**Set task**
Reproduce every entry that follows word for word, but omit the images.

**Records shown**
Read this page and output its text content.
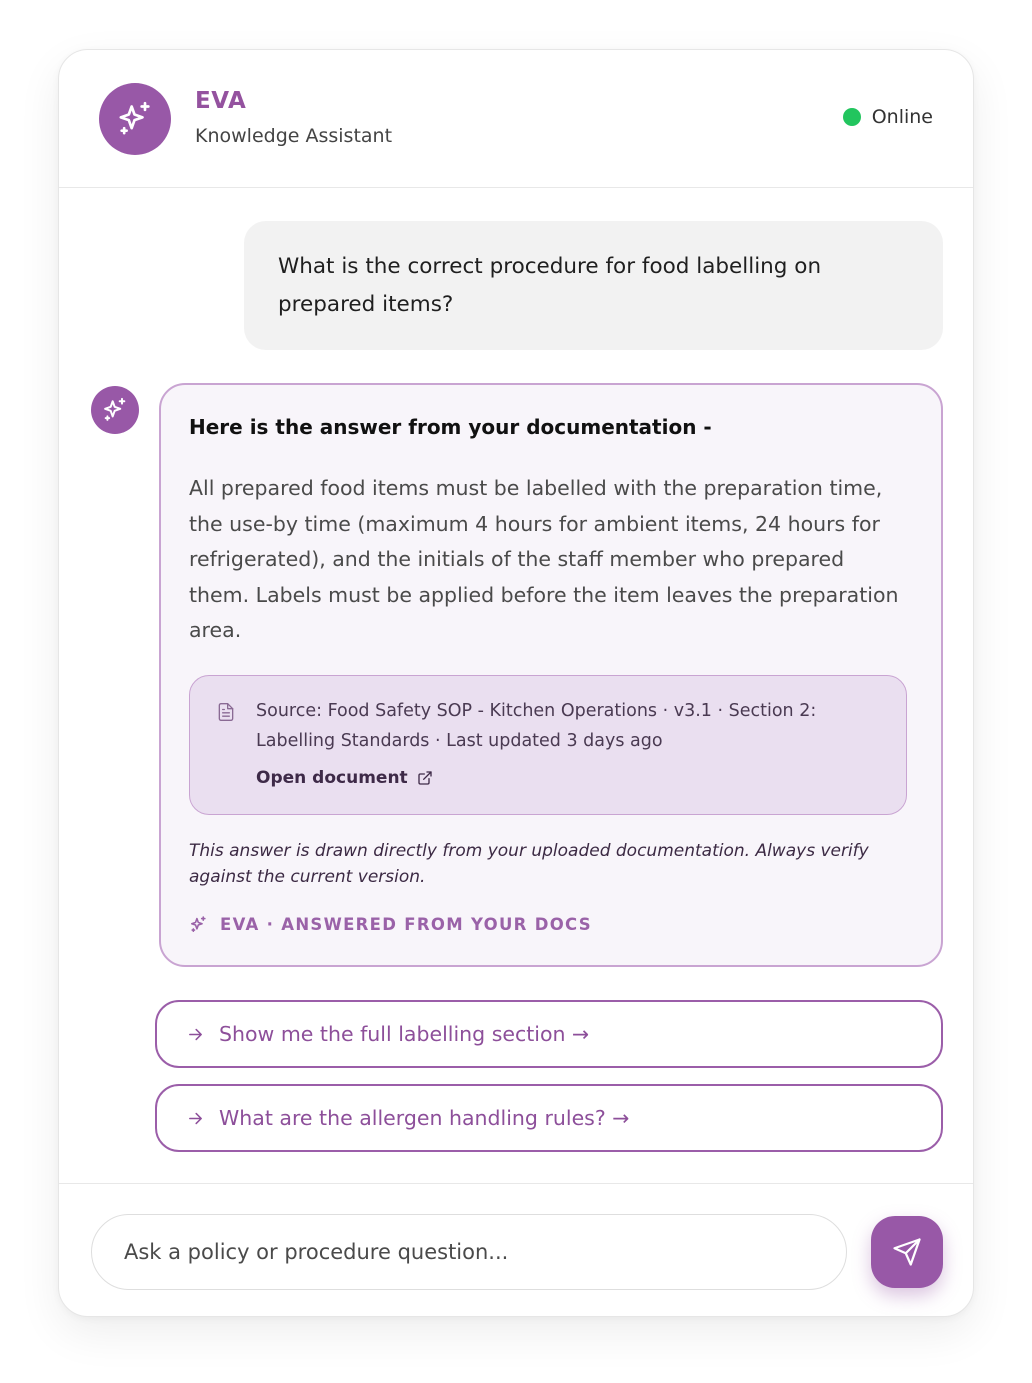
EVA
Knowledge Assistant
Online
What is the correct procedure for food labelling on prepared items?
Here is the answer from your documentation -
All prepared food items must be labelled with the preparation time, the use-by time (maximum 4 hours for ambient items, 24 hours for refrigerated), and the initials of the staff member who prepared them. Labels must be applied before the item leaves the preparation area.
Source: Food Safety SOP - Kitchen Operations · v3.1 · Section 2: Labelling Standards · Last updated 3 days ago
Open document
This answer is drawn directly from your uploaded documentation. Always verify against the current version.
EVA · ANSWERED FROM YOUR DOCS
Show me the full labelling section →
What are the allergen handling rules? →
Ask a policy or procedure question...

**Written reply**
Read this page and output its text content.
EVA
Knowledge Assistant
Online
What is the correct procedure for food labelling on prepared items?
Here is the answer from your documentation -
All prepared food items must be labelled with the preparation time, the use-by time (maximum 4 hours for ambient items, 24 hours for refrigerated), and the initials of the staff member who prepared them. Labels must be applied before the item leaves the preparation area.
Source: Food Safety SOP - Kitchen Operations · v3.1 · Section 2: Labelling Standards · Last updated 3 days ago
Open document
This answer is drawn directly from your uploaded documentation. Always verify against the current version.
EVA · ANSWERED FROM YOUR DOCS
Show me the full labelling section →
What are the allergen handling rules? →
Ask a policy or procedure question...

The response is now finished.